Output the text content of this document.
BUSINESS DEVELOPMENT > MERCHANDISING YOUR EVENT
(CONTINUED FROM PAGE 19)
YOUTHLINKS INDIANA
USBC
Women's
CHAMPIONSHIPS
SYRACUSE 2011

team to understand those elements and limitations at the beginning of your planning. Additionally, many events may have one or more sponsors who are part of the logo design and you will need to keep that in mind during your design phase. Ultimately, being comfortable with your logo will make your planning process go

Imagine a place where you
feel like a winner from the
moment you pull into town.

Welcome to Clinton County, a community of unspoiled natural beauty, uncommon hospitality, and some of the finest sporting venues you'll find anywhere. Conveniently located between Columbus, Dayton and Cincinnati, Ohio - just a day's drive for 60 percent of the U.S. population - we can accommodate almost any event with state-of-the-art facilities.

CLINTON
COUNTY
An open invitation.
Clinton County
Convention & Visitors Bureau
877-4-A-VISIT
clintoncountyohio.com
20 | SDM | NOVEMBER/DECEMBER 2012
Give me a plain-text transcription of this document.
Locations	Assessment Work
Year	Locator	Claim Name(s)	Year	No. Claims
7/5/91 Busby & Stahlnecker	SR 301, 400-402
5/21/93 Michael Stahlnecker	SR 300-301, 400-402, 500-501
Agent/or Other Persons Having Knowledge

— Stated exercise —
Copy every line of the listing that contains the word "document".

— Output for this task —
Output the text content of this document.
Give me a plain-text transcription of this document.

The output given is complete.